• **Work required**
Extract each line from the entries below that has the string "this" in it.

• **Stored rows**

━━━━━━━━━━━━━━━━━━━━━━━━━━━━━━

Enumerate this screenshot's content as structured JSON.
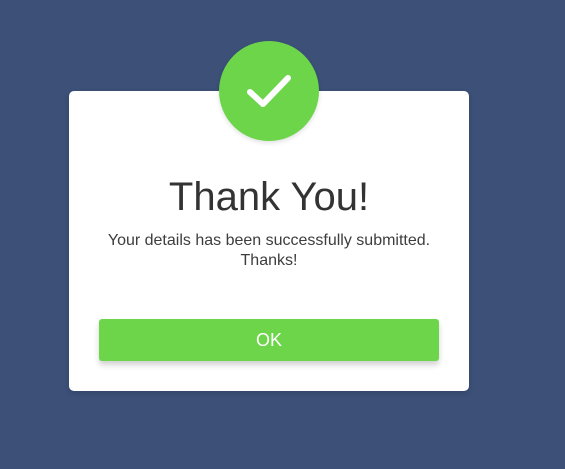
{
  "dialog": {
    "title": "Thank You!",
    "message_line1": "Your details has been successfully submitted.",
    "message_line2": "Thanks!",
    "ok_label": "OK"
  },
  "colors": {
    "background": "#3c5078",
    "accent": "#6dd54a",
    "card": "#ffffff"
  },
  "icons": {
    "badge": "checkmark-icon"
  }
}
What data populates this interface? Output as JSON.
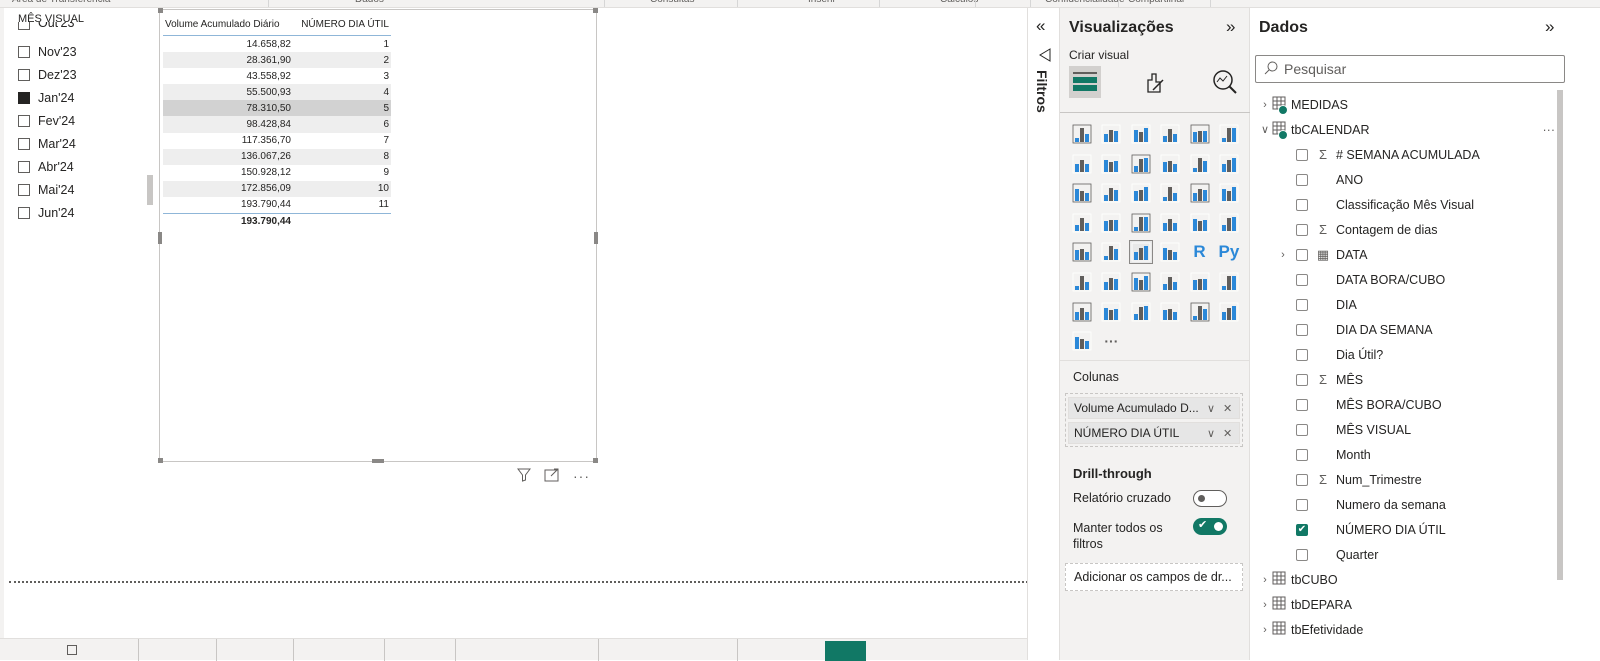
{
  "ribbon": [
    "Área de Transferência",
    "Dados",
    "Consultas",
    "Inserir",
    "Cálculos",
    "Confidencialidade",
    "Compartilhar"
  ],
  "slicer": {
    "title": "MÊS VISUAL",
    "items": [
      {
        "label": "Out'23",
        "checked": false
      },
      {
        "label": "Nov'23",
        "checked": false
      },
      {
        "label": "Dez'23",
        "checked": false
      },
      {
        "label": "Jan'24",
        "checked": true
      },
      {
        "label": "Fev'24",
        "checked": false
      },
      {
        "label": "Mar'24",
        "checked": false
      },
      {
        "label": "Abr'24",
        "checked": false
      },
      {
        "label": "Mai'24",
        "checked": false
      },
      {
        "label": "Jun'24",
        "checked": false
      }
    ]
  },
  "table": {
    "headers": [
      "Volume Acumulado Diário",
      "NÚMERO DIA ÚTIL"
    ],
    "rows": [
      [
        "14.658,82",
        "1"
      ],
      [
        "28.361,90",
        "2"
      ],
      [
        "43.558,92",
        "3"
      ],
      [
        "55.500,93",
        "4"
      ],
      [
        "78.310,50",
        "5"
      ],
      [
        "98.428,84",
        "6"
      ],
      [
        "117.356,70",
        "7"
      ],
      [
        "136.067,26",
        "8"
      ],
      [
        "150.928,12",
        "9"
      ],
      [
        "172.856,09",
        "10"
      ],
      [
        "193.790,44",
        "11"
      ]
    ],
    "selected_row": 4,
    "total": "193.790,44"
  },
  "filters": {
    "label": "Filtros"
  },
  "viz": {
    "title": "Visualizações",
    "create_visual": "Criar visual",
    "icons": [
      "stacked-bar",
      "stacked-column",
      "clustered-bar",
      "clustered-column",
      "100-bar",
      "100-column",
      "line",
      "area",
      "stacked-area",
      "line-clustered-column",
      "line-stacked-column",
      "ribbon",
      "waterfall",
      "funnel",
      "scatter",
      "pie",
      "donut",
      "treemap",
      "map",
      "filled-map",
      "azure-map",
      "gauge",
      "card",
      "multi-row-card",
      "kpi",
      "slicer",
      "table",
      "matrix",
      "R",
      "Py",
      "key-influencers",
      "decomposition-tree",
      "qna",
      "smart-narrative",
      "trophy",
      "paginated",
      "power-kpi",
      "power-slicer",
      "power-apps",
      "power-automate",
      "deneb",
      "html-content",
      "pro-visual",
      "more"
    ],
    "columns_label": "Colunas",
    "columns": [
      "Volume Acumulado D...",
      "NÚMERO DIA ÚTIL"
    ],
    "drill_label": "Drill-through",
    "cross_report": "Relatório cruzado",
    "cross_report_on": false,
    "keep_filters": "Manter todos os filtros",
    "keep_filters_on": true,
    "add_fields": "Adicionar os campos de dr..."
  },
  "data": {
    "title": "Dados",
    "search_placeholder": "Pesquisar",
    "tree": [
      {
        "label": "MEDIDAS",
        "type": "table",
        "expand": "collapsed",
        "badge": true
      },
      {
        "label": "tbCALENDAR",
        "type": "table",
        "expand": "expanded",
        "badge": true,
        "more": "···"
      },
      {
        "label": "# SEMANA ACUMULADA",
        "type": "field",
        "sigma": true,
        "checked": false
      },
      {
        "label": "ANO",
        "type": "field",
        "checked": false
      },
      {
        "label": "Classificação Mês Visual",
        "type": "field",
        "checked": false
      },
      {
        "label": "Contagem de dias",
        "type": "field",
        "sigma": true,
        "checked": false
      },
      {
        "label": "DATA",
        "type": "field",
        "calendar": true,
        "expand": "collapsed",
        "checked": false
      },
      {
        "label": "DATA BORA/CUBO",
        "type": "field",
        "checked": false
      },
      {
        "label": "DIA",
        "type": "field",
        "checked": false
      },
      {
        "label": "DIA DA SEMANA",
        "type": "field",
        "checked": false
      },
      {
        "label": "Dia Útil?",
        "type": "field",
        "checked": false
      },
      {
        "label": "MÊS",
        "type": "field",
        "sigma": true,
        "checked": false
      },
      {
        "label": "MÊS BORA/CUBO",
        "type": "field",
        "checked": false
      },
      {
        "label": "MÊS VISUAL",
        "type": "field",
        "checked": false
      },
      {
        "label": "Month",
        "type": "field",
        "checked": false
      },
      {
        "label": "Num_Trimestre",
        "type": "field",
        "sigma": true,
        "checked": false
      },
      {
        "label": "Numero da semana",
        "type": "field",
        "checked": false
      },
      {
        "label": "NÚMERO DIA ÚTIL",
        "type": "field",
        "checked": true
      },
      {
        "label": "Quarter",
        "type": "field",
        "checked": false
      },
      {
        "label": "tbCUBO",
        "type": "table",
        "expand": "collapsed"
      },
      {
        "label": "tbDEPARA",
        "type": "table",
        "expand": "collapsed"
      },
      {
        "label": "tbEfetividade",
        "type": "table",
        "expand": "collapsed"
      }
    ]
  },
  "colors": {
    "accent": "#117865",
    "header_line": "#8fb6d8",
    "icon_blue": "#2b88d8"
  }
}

━━━━━━━━━━━━━━━━━━━━━━━━━━━━━━

• **Reply to the task**
Enumerate this screenshot's content as structured JSON.
What data populates this interface? Output as JSON.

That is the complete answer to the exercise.